=== Records for the task ===

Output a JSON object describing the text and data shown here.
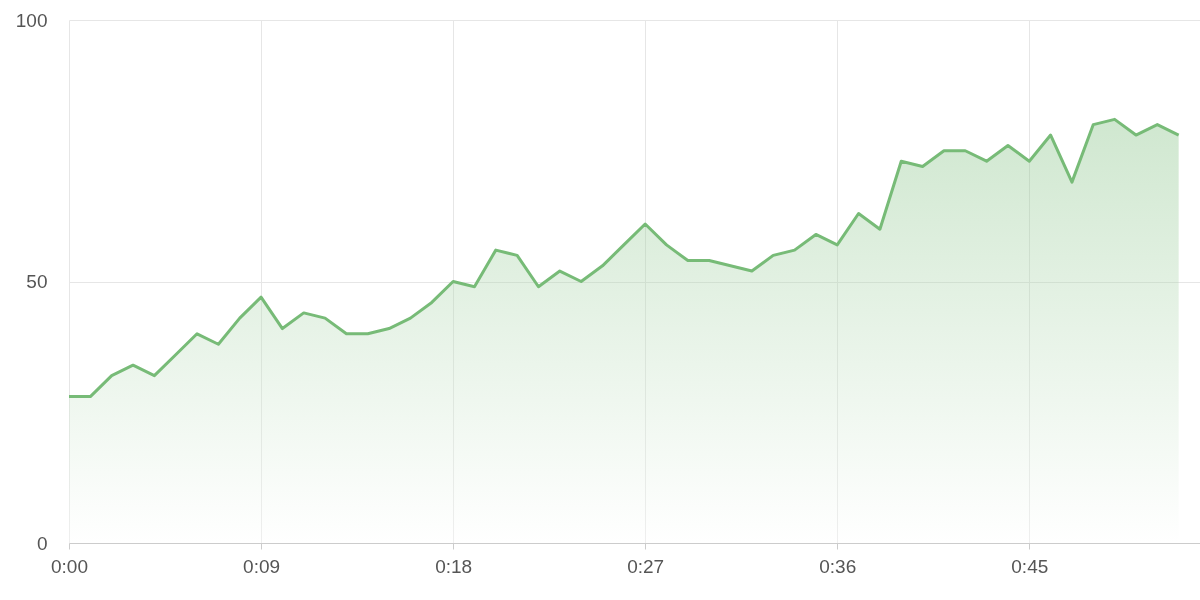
{
  "chart_data": {
    "type": "area",
    "x": [
      0,
      1,
      2,
      3,
      4,
      5,
      6,
      7,
      8,
      9,
      10,
      11,
      12,
      13,
      14,
      15,
      16,
      17,
      18,
      19,
      20,
      21,
      22,
      23,
      24,
      25,
      26,
      27,
      28,
      29,
      30,
      31,
      32,
      33,
      34,
      35,
      36,
      37,
      38,
      39,
      40,
      41,
      42,
      43,
      44,
      45,
      46,
      47,
      48,
      49,
      50,
      51,
      52
    ],
    "series": [
      {
        "color": "#77bb77",
        "values": [
          28,
          28,
          32,
          34,
          32,
          36,
          40,
          38,
          43,
          47,
          41,
          44,
          43,
          40,
          40,
          41,
          43,
          46,
          50,
          49,
          56,
          55,
          49,
          52,
          50,
          53,
          57,
          61,
          57,
          54,
          54,
          53,
          52,
          55,
          56,
          59,
          57,
          63,
          60,
          73,
          72,
          75,
          75,
          73,
          76,
          73,
          78,
          69,
          80,
          81,
          78,
          80,
          78
        ]
      }
    ],
    "xlim": [
      0,
      53
    ],
    "xticks": [
      {
        "value": 0,
        "label": "0:00"
      },
      {
        "value": 9,
        "label": "0:09"
      },
      {
        "value": 18,
        "label": "0:18"
      },
      {
        "value": 27,
        "label": "0:27"
      },
      {
        "value": 36,
        "label": "0:36"
      },
      {
        "value": 45,
        "label": "0:45"
      }
    ],
    "ylim": [
      0,
      100
    ],
    "yticks": [
      0,
      50,
      100
    ],
    "grid": true,
    "marker": "none",
    "line_style": "solid"
  }
}
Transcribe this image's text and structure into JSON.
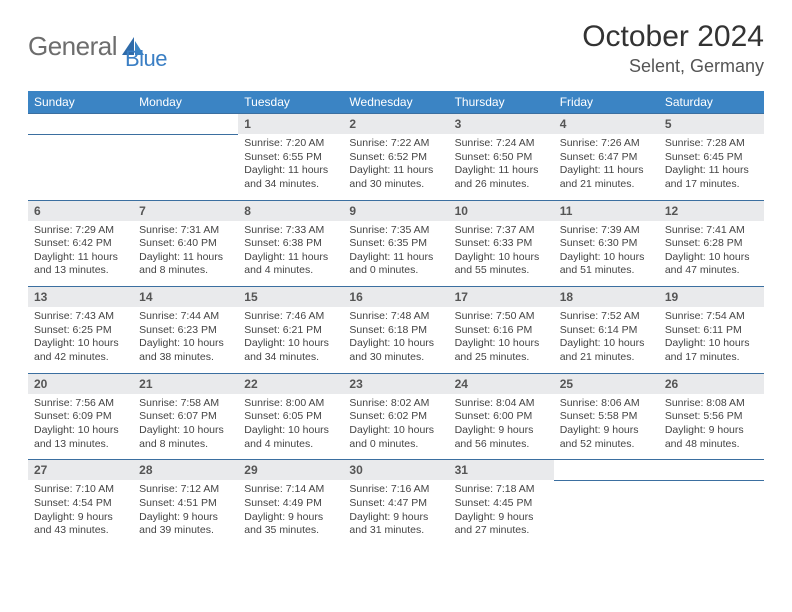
{
  "logo": {
    "text1": "General",
    "text2": "Blue"
  },
  "title": "October 2024",
  "location": "Selent, Germany",
  "day_headers": [
    "Sunday",
    "Monday",
    "Tuesday",
    "Wednesday",
    "Thursday",
    "Friday",
    "Saturday"
  ],
  "colors": {
    "header_bg": "#3b84c4",
    "header_fg": "#ffffff",
    "numrow_bg": "#e9eaec",
    "rule": "#3b6fa0",
    "logo_gray": "#6d6d6d",
    "logo_blue": "#3b7fc4"
  },
  "weeks": [
    [
      null,
      null,
      {
        "n": "1",
        "sr": "Sunrise: 7:20 AM",
        "ss": "Sunset: 6:55 PM",
        "d1": "Daylight: 11 hours",
        "d2": "and 34 minutes."
      },
      {
        "n": "2",
        "sr": "Sunrise: 7:22 AM",
        "ss": "Sunset: 6:52 PM",
        "d1": "Daylight: 11 hours",
        "d2": "and 30 minutes."
      },
      {
        "n": "3",
        "sr": "Sunrise: 7:24 AM",
        "ss": "Sunset: 6:50 PM",
        "d1": "Daylight: 11 hours",
        "d2": "and 26 minutes."
      },
      {
        "n": "4",
        "sr": "Sunrise: 7:26 AM",
        "ss": "Sunset: 6:47 PM",
        "d1": "Daylight: 11 hours",
        "d2": "and 21 minutes."
      },
      {
        "n": "5",
        "sr": "Sunrise: 7:28 AM",
        "ss": "Sunset: 6:45 PM",
        "d1": "Daylight: 11 hours",
        "d2": "and 17 minutes."
      }
    ],
    [
      {
        "n": "6",
        "sr": "Sunrise: 7:29 AM",
        "ss": "Sunset: 6:42 PM",
        "d1": "Daylight: 11 hours",
        "d2": "and 13 minutes."
      },
      {
        "n": "7",
        "sr": "Sunrise: 7:31 AM",
        "ss": "Sunset: 6:40 PM",
        "d1": "Daylight: 11 hours",
        "d2": "and 8 minutes."
      },
      {
        "n": "8",
        "sr": "Sunrise: 7:33 AM",
        "ss": "Sunset: 6:38 PM",
        "d1": "Daylight: 11 hours",
        "d2": "and 4 minutes."
      },
      {
        "n": "9",
        "sr": "Sunrise: 7:35 AM",
        "ss": "Sunset: 6:35 PM",
        "d1": "Daylight: 11 hours",
        "d2": "and 0 minutes."
      },
      {
        "n": "10",
        "sr": "Sunrise: 7:37 AM",
        "ss": "Sunset: 6:33 PM",
        "d1": "Daylight: 10 hours",
        "d2": "and 55 minutes."
      },
      {
        "n": "11",
        "sr": "Sunrise: 7:39 AM",
        "ss": "Sunset: 6:30 PM",
        "d1": "Daylight: 10 hours",
        "d2": "and 51 minutes."
      },
      {
        "n": "12",
        "sr": "Sunrise: 7:41 AM",
        "ss": "Sunset: 6:28 PM",
        "d1": "Daylight: 10 hours",
        "d2": "and 47 minutes."
      }
    ],
    [
      {
        "n": "13",
        "sr": "Sunrise: 7:43 AM",
        "ss": "Sunset: 6:25 PM",
        "d1": "Daylight: 10 hours",
        "d2": "and 42 minutes."
      },
      {
        "n": "14",
        "sr": "Sunrise: 7:44 AM",
        "ss": "Sunset: 6:23 PM",
        "d1": "Daylight: 10 hours",
        "d2": "and 38 minutes."
      },
      {
        "n": "15",
        "sr": "Sunrise: 7:46 AM",
        "ss": "Sunset: 6:21 PM",
        "d1": "Daylight: 10 hours",
        "d2": "and 34 minutes."
      },
      {
        "n": "16",
        "sr": "Sunrise: 7:48 AM",
        "ss": "Sunset: 6:18 PM",
        "d1": "Daylight: 10 hours",
        "d2": "and 30 minutes."
      },
      {
        "n": "17",
        "sr": "Sunrise: 7:50 AM",
        "ss": "Sunset: 6:16 PM",
        "d1": "Daylight: 10 hours",
        "d2": "and 25 minutes."
      },
      {
        "n": "18",
        "sr": "Sunrise: 7:52 AM",
        "ss": "Sunset: 6:14 PM",
        "d1": "Daylight: 10 hours",
        "d2": "and 21 minutes."
      },
      {
        "n": "19",
        "sr": "Sunrise: 7:54 AM",
        "ss": "Sunset: 6:11 PM",
        "d1": "Daylight: 10 hours",
        "d2": "and 17 minutes."
      }
    ],
    [
      {
        "n": "20",
        "sr": "Sunrise: 7:56 AM",
        "ss": "Sunset: 6:09 PM",
        "d1": "Daylight: 10 hours",
        "d2": "and 13 minutes."
      },
      {
        "n": "21",
        "sr": "Sunrise: 7:58 AM",
        "ss": "Sunset: 6:07 PM",
        "d1": "Daylight: 10 hours",
        "d2": "and 8 minutes."
      },
      {
        "n": "22",
        "sr": "Sunrise: 8:00 AM",
        "ss": "Sunset: 6:05 PM",
        "d1": "Daylight: 10 hours",
        "d2": "and 4 minutes."
      },
      {
        "n": "23",
        "sr": "Sunrise: 8:02 AM",
        "ss": "Sunset: 6:02 PM",
        "d1": "Daylight: 10 hours",
        "d2": "and 0 minutes."
      },
      {
        "n": "24",
        "sr": "Sunrise: 8:04 AM",
        "ss": "Sunset: 6:00 PM",
        "d1": "Daylight: 9 hours",
        "d2": "and 56 minutes."
      },
      {
        "n": "25",
        "sr": "Sunrise: 8:06 AM",
        "ss": "Sunset: 5:58 PM",
        "d1": "Daylight: 9 hours",
        "d2": "and 52 minutes."
      },
      {
        "n": "26",
        "sr": "Sunrise: 8:08 AM",
        "ss": "Sunset: 5:56 PM",
        "d1": "Daylight: 9 hours",
        "d2": "and 48 minutes."
      }
    ],
    [
      {
        "n": "27",
        "sr": "Sunrise: 7:10 AM",
        "ss": "Sunset: 4:54 PM",
        "d1": "Daylight: 9 hours",
        "d2": "and 43 minutes."
      },
      {
        "n": "28",
        "sr": "Sunrise: 7:12 AM",
        "ss": "Sunset: 4:51 PM",
        "d1": "Daylight: 9 hours",
        "d2": "and 39 minutes."
      },
      {
        "n": "29",
        "sr": "Sunrise: 7:14 AM",
        "ss": "Sunset: 4:49 PM",
        "d1": "Daylight: 9 hours",
        "d2": "and 35 minutes."
      },
      {
        "n": "30",
        "sr": "Sunrise: 7:16 AM",
        "ss": "Sunset: 4:47 PM",
        "d1": "Daylight: 9 hours",
        "d2": "and 31 minutes."
      },
      {
        "n": "31",
        "sr": "Sunrise: 7:18 AM",
        "ss": "Sunset: 4:45 PM",
        "d1": "Daylight: 9 hours",
        "d2": "and 27 minutes."
      },
      null,
      null
    ]
  ]
}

===

--- Exercise description ---
Tally up the lines in the records containing the word "JSON", then give the count and nothing else.

--- Reply ---
2